**Set task:** Go through the lines below. Copy those with "Dysfunction".

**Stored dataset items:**
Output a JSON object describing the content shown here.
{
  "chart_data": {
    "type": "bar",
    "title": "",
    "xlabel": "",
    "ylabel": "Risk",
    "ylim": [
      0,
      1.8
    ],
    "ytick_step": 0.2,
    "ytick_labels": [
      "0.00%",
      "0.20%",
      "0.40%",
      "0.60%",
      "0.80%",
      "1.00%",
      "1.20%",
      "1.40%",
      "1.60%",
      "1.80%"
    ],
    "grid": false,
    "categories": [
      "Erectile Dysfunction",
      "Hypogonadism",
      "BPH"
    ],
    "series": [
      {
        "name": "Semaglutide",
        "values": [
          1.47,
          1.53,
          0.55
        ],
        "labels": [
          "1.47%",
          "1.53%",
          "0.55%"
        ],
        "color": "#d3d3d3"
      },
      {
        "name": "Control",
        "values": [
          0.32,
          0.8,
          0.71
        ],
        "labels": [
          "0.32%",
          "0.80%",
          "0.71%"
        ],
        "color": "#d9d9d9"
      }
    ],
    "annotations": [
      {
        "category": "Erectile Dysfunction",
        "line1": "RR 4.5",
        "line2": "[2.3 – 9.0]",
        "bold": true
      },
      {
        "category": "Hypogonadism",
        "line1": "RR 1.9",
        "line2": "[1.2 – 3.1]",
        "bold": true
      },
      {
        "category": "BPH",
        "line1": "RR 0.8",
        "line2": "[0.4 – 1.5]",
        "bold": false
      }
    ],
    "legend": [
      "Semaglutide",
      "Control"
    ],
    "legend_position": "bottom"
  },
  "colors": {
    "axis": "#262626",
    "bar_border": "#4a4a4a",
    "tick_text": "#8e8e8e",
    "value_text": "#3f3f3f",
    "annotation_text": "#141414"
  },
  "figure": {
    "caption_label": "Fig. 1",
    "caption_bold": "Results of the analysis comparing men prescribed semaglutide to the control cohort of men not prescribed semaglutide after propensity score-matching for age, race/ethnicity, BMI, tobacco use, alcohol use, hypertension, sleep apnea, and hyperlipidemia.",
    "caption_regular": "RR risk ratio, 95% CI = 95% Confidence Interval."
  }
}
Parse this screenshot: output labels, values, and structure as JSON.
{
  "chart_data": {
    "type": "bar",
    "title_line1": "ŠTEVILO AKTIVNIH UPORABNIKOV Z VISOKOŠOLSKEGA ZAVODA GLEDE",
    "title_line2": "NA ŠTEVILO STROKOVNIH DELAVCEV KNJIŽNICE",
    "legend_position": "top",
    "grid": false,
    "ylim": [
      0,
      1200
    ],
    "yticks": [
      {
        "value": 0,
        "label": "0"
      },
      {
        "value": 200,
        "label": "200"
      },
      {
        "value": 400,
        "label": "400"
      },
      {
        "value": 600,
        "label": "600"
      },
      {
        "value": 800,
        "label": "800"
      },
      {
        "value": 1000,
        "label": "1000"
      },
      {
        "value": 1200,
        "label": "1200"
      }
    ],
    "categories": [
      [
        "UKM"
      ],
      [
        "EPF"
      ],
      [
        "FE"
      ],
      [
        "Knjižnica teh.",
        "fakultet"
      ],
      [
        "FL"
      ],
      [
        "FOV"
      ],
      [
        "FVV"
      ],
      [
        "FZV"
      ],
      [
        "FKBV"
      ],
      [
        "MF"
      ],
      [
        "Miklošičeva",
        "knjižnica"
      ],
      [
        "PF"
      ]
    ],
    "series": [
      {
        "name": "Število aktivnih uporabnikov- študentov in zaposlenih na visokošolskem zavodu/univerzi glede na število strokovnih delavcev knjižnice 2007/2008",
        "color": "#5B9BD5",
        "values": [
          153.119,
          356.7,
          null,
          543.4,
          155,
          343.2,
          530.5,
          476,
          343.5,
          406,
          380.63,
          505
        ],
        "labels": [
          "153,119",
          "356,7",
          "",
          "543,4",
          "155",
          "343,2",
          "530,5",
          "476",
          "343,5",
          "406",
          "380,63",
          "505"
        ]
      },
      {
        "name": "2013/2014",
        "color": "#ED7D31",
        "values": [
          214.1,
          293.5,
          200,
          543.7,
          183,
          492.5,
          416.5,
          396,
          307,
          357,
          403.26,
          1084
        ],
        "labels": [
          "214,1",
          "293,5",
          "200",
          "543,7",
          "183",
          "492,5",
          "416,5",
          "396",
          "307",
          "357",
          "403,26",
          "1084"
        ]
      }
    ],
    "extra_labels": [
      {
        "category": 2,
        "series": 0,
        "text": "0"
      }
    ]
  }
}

**Result of this exercise:**
      "Erectile Dysfunction",
        "category": "Erectile Dysfunction",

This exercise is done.